Stated problem:
Locate all lines with the word "букву" and copy them out.

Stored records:
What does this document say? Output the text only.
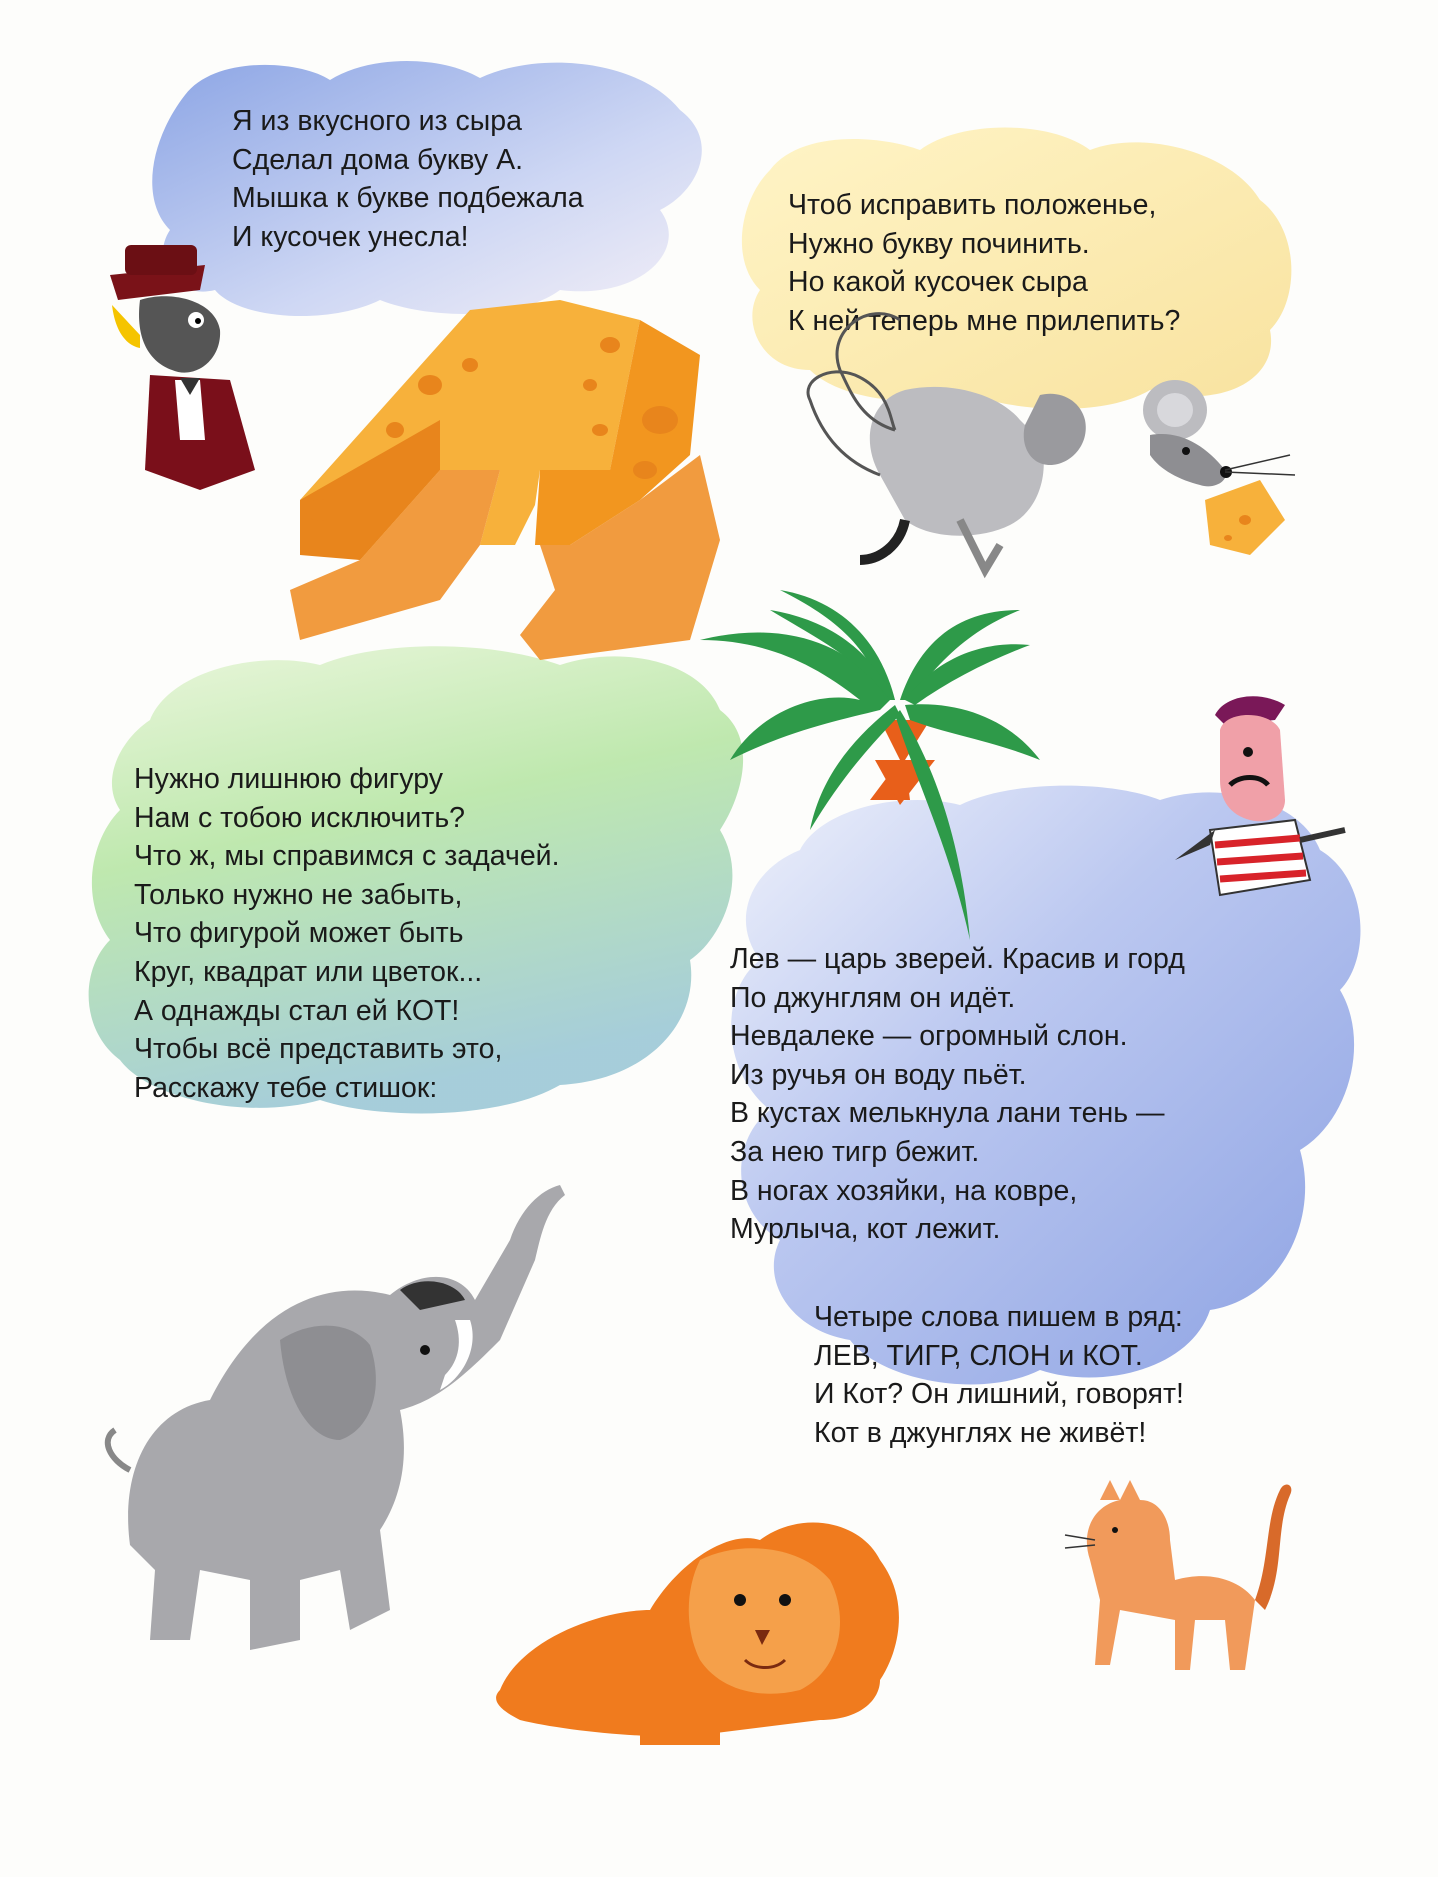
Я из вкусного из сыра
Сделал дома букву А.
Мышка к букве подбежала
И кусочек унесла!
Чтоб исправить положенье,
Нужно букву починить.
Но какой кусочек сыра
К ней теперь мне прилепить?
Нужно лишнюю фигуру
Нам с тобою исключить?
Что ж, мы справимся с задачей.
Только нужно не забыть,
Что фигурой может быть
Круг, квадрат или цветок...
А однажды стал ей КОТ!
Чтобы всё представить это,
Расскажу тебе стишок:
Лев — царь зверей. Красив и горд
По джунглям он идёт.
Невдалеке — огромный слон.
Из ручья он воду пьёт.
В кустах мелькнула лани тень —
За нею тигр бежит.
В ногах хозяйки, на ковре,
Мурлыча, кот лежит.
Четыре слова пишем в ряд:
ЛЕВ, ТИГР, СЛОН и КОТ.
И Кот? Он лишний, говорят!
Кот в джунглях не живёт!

The output:
Сделал дома букву А.
Нужно букву починить.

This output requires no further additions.